■ Passage provided:
____________
July 17, 2013

Sex assignment of ancient samples from shotgun sequencing data

A new article demonstrates that it's possible to assign the sex of individuals by considering the ratio of sequences aligning to chromosomes X and Y. This seems quite useful, since often ancient DNA is extracted from isolated finds  where there isn't enough of the skeleton to make a sex determination morphologically. There are additional complications mentioned in the paper (such as not all humans having a simple XX or XY pair, or contamination by males/females messing up with the ratio of ancient samples of the opposite sex).

Interestingly, many of the ancient European samples that appeared over the last couple of years turn out to be male, and so do some Neandertals; the latter might be especially important, because the available high-coverage Neandertal genome appears to be a female; while we do know about the divergence of modern human and Neandertal autosomal DNA and mtDNA, we have no clue, at the moment about the Y-chromosome MRCA of modern humans and Neandertals; it's not clear to me how good the DNA from the Neandertal males.

A version of the paper has been posted here.

Journal of Archaeological Science Available online 14 July 2013

Accurate sex identification of ancient human remains using DNA shotgun sequencing

Pontus Skoglund et al.
____________
■ Raw data:
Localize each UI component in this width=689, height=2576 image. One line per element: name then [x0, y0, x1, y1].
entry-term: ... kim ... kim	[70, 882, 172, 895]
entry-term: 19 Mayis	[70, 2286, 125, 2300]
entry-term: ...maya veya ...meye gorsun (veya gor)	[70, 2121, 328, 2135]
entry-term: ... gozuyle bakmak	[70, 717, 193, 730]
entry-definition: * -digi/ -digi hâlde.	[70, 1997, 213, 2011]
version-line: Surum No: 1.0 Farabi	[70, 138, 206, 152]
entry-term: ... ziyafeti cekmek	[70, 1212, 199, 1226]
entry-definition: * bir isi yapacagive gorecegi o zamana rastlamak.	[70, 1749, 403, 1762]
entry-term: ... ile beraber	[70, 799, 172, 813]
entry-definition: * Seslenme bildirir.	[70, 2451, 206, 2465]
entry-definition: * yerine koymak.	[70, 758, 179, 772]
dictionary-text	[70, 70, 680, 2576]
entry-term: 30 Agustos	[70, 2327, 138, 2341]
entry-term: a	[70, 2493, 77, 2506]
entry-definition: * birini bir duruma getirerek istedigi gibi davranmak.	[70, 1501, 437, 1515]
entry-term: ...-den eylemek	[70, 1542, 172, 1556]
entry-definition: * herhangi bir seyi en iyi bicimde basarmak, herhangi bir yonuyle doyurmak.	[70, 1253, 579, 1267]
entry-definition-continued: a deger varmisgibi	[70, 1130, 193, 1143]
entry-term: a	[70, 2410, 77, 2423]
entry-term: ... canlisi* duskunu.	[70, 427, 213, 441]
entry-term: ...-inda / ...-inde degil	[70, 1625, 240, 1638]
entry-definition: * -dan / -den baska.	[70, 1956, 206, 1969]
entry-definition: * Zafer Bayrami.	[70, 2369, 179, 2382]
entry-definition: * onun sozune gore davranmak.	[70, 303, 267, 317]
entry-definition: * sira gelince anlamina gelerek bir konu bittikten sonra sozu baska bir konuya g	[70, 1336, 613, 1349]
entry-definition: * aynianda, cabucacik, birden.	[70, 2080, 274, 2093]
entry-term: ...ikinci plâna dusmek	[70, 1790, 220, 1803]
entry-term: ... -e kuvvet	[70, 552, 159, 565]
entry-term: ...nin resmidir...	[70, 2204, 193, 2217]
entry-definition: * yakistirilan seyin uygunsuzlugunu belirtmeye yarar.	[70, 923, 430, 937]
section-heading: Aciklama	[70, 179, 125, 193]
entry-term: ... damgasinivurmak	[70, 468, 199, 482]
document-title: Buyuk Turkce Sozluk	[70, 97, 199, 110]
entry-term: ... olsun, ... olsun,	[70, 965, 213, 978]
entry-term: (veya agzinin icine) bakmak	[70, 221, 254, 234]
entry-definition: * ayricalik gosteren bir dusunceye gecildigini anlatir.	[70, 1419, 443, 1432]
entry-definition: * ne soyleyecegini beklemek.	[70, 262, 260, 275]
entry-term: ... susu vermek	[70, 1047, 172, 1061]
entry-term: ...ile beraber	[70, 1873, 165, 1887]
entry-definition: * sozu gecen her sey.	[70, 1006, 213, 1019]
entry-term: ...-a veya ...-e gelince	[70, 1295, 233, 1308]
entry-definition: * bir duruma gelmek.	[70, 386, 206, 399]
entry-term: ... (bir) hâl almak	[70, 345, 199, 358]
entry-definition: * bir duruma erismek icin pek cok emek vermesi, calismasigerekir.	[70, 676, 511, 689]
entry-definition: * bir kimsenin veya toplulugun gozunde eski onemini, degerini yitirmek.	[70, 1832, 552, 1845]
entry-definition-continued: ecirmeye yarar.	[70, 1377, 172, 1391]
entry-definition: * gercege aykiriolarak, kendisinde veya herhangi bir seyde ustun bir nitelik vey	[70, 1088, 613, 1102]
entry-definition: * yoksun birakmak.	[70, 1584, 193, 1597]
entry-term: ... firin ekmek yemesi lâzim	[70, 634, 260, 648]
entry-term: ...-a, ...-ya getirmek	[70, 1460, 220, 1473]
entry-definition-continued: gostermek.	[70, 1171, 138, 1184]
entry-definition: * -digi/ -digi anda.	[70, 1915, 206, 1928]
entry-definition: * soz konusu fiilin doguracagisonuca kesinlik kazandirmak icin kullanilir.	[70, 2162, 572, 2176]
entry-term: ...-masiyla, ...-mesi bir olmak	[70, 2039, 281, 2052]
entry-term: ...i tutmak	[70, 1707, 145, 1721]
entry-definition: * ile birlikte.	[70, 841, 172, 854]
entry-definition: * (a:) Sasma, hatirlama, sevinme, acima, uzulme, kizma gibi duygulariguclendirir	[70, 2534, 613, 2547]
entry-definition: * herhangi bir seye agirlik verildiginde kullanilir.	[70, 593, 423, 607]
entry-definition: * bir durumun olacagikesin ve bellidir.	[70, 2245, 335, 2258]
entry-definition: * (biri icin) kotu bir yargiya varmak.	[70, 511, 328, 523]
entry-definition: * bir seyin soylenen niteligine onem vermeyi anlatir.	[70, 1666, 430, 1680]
____________
■ Work request 1:
List the chromosomes and the other genome components that the post on sex assignment of ancient samples names.
■ Work request 2:
Pick up the post on sex assignment of ancient samples from shotgun sequencing data and continue it from its last line.

■ Written answer 1:
- Chromosome X
- Chromosome Y
- Autosomal DNA
- mtDNA

■ Written answer 2:
Accurate identification of the biological sex of ancient remains is vital for critically testing hypotheses about social structure in prehistoric societies. However, morphological methods are imprecise for juvenile individuals and fragmentary remains, and molecular methods that rely on particular sex-specific marker loci such as the amelogenin gene suffer from allelic dropout and sensitivity to modern contamination. Analyzing shotgun sequencing data from 14 present-day humans of known biological sex and 16 ancient individuals from a time span of 100 to ~70,000 years ago, we show that even relatively sparse shotgun sequencing (about 100,000 human sequences) can be used to reliably identify chromosomal sex simply by considering the ratio of sequences aligning to the X and Y chromosomes, and highlight two examples where the genetic assignments indicate morphological misassignment. Furthermore, we show that accurate sex identification of highly degraded remains can be performed in the presence of substantial amounts of present-day contamination by utilizing the signature of cytosine deamination, a characteristic feature of ancient DNA.

Link

1 comment:

  1. I was just thinking about bias when you posted this. This shows how little we can count on the randomness of samples we get, especially based on just a few skeletons. It's easy to assume they are reprensentative as the article seems to, but I highly doubt that neanderthals were 90% male for example.